Description of the task. Render the records below as a JSON list of strings, one string per line, with blank lines left out. Omit the pictures from the list.

Data in this exercise.
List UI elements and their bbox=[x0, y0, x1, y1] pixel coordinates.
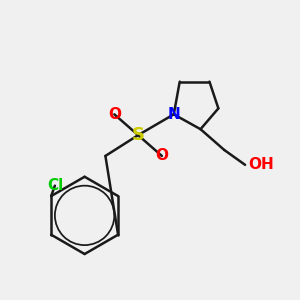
Text: N: N bbox=[167, 107, 180, 122]
Text: S: S bbox=[132, 126, 145, 144]
Text: OH: OH bbox=[248, 158, 274, 172]
Text: O: O bbox=[155, 148, 168, 164]
Text: Cl: Cl bbox=[47, 178, 63, 193]
Text: O: O bbox=[108, 107, 121, 122]
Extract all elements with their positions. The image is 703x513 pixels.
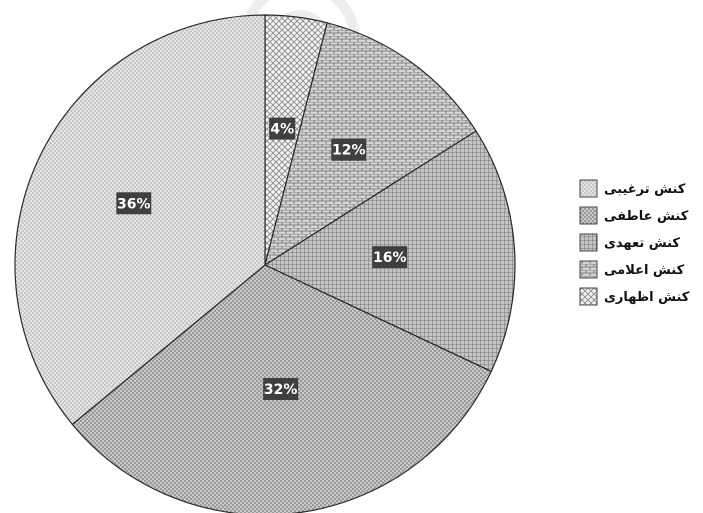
legend-swatch [579,206,598,225]
legend-swatch [579,233,598,252]
legend-item: کنش اعلامی [579,260,685,279]
svg-text:16%: 16% [373,250,407,266]
pie-slice [264,22,477,267]
legend-label: کنش تعهدی [604,236,680,251]
svg-text:32%: 32% [264,382,298,398]
legend-item: کنش ترغیبی [579,179,686,198]
svg-text:36%: 36% [117,196,151,212]
legend-swatch [579,260,598,279]
legend-label: کنش اظهاری [604,290,690,305]
pie-slices [14,14,516,513]
pie-slice-label: 4% [269,117,296,140]
pie-slice-label: 36% [116,192,152,215]
pie-slice-label: 16% [372,246,408,269]
svg-text:12%: 12% [332,143,366,159]
legend-label: کنش عاطفی [604,209,689,224]
pie-slice [14,14,266,426]
legend: کنش ترغیبی کنش عاطفی کنش تعهدی کنش اعلامی کن… [579,179,690,306]
legend-swatch [579,287,598,306]
pie-slice-label: 32% [263,378,299,401]
legend-item: کنش عاطفی [579,206,689,225]
legend-item: کنش اظهاری [579,287,690,306]
pie-slice-labels: 4% 12% 16% 32% 36% [116,117,408,401]
legend-item: کنش تعهدی [579,233,680,252]
legend-label: کنش ترغیبی [604,182,686,197]
legend-label: کنش اعلامی [604,263,685,278]
pie-slice-label: 12% [331,138,367,161]
legend-swatch [579,179,598,198]
svg-text:4%: 4% [270,122,294,138]
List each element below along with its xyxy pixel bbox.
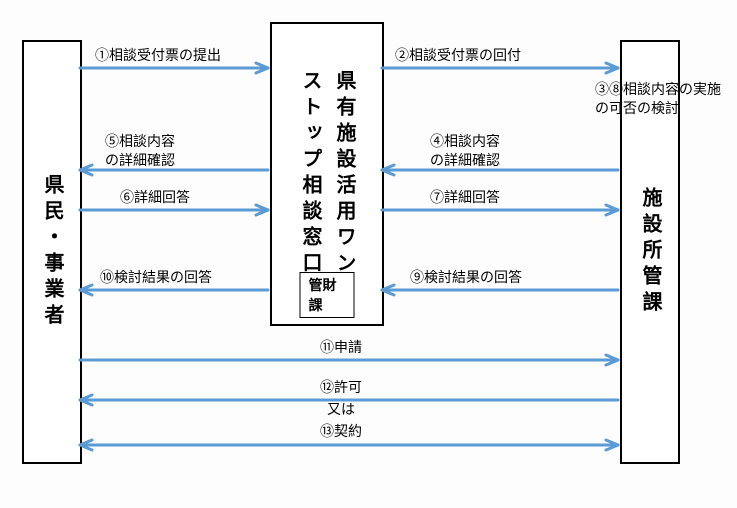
label-l5: ⑤相談内容の詳細確認 [105, 132, 205, 170]
arrow-a2 [606, 63, 618, 73]
label-l10: ⑩検討結果の回答 [100, 268, 212, 287]
arrow-a1 [256, 63, 268, 73]
label-l7: ⑦詳細回答 [430, 188, 500, 207]
arrow-a13 [80, 440, 618, 450]
label-l12: ⑫許可 [320, 378, 362, 397]
label-l11: ⑪申請 [320, 338, 362, 357]
actor-left-label: 県民・事業者 [38, 174, 66, 330]
label-l13: ⑬契約 [320, 422, 362, 441]
actor-center: ストップ相談窓口 県有施設活用ワン 管財課 [270, 22, 384, 326]
label-l3: ③⑧相談内容の実施の可否の検討 [595, 80, 730, 118]
label-l1: ①相談受付票の提出 [95, 46, 221, 65]
actor-center-line2: 県有施設活用ワン [330, 70, 358, 278]
label-l6: ⑥詳細回答 [120, 188, 190, 207]
label-l4: ④相談内容の詳細確認 [430, 132, 530, 170]
actor-right-label: 施設所管課 [636, 187, 664, 317]
arrow-a11 [606, 355, 618, 365]
actor-center-sublabel: 管財課 [300, 272, 355, 318]
label-l9: ⑨検討結果の回答 [410, 268, 522, 287]
label-l12b: 又は [327, 400, 355, 419]
arrow-a7 [606, 205, 618, 215]
actor-left: 県民・事業者 [22, 40, 82, 464]
arrow-a6 [256, 205, 268, 215]
actor-center-line1: ストップ相談窓口 [296, 70, 324, 278]
label-l2: ②相談受付票の回付 [395, 46, 521, 65]
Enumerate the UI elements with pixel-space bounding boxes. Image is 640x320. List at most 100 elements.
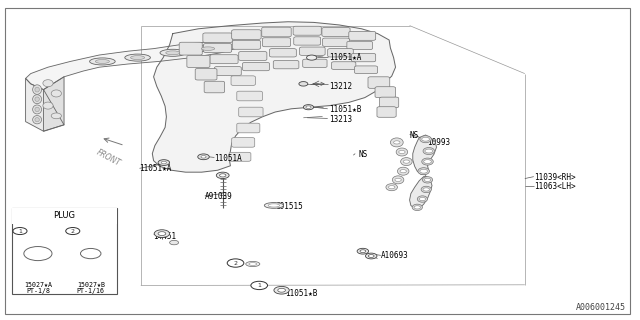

Exercise answer.
[
  "List UI elements and their bbox=[x0, y0, x1, y1] pixel coordinates.",
  "Text: N: N bbox=[167, 107, 180, 122]",
  "Text: S: S bbox=[132, 126, 145, 144]",
  "Text: OH: OH bbox=[248, 158, 274, 172]",
  "Text: O: O bbox=[155, 148, 168, 164]",
  "Text: Cl: Cl bbox=[47, 178, 63, 193]",
  "Text: O: O bbox=[108, 107, 121, 122]",
  "Extract all elements with their positions. The image is 703x513 pixels.",
  "legend-swatch [579,206,598,225]",
  "legend-swatch [579,233,598,252]",
  "legend-item: کنش اعلامی [579,260,685,279]",
  "svg-text:16%: 16% [373,250,407,266]",
  "pie-slice [264,22,477,267]",
  "legend-label: کنش تعهدی [604,236,680,251]",
  "svg-text:32%: 32% [264,382,298,398]",
  "legend-item: کنش ترغیبی [579,179,686,198]",
  "svg-text:36%: 36% [117,196,151,212]",
  "legend-swatch [579,260,598,279]",
  "legend-label: کنش اظهاری [604,290,690,305]",
  "pie-slices [14,14,516,513]",
  "pie-slice-label: 4% [269,117,296,140]",
  "pie-slice-label: 36% [116,192,152,215]",
  "pie-slice-label: 16% [372,246,408,269]",
  "svg-text:12%: 12% [332,143,366,159]",
  "legend-label: کنش عاطفی [604,209,689,224]",
  "pie-slice [14,14,266,426]",
  "legend: کنش ترغیبی کنش عاطفی کنش تعهدی کنش اعلامی کن… [579,179,690,306]",
  "legend-swatch [579,287,598,306]",
  "pie-slice-label: 32% [263,378,299,401]",
  "legend-item: کنش عاطفی [579,206,689,225]",
  "legend-item: کنش اظهاری [579,287,690,306]",
  "pie-slice-labels: 4% 12% 16% 32% 36% [116,117,408,401]",
  "legend-item: کنش تعهدی [579,233,680,252]",
  "legend-label: کنش ترغیبی [604,182,686,197]",
  "legend-label: کنش اعلامی [604,263,685,278]",
  "pie-slice-label: 12% [331,138,367,161]",
  "legend-swatch [579,179,598,198]",
  "svg-text:4%: 4% [270,122,294,138]",
  "List each element below along with its xyxy pixel bbox.",
  "label-l5: ⑤相談内容の詳細確認 [105, 132, 205, 170]",
  "arrow-a2 [606, 63, 618, 73]",
  "label-l10: ⑩検討結果の回答 [100, 268, 212, 287]",
  "arrow-a1 [256, 63, 268, 73]",
  "label-l7: ⑦詳細回答 [430, 188, 500, 207]",
  "arrow-a13 [80, 440, 618, 450]",
  "label-l12: ⑫許可 [320, 378, 362, 397]",
  "label-l11: ⑪申請 [320, 338, 362, 357]",
  "actor-left-label: 県民・事業者 [38, 174, 66, 330]",
  "label-l13: ⑬契約 [320, 422, 362, 441]",
  "actor-center: ストップ相談窓口 県有施設活用ワン 管財課 [270, 22, 384, 326]",
  "label-l3: ③⑧相談内容の実施の可否の検討 [595, 80, 730, 118]",
  "label-l1: ①相談受付票の提出 [95, 46, 221, 65]",
  "actor-center-line2: 県有施設活用ワン [330, 70, 358, 278]",
  "label-l6: ⑥詳細回答 [120, 188, 190, 207]",
  "label-l4: ④相談内容の詳細確認 [430, 132, 530, 170]",
  "actor-right-label: 施設所管課 [636, 187, 664, 317]",
  "arrow-a11 [606, 355, 618, 365]",
  "actor-center-sublabel: 管財課 [300, 272, 355, 318]",
  "label-l9: ⑨検討結果の回答 [410, 268, 522, 287]",
  "label-l12b: 又は [327, 400, 355, 419]",
  "arrow-a7 [606, 205, 618, 215]",
  "actor-left: 県民・事業者 [22, 40, 82, 464]",
  "arrow-a6 [256, 205, 268, 215]",
  "actor-center-line1: ストップ相談窓口 [296, 70, 324, 278]",
  "label-l2: ②相談受付票の回付 [395, 46, 521, 65]",
  "Enumerate the UI elements with pixel-space bounding boxes. Image is 640x320. List at most 100 elements."
]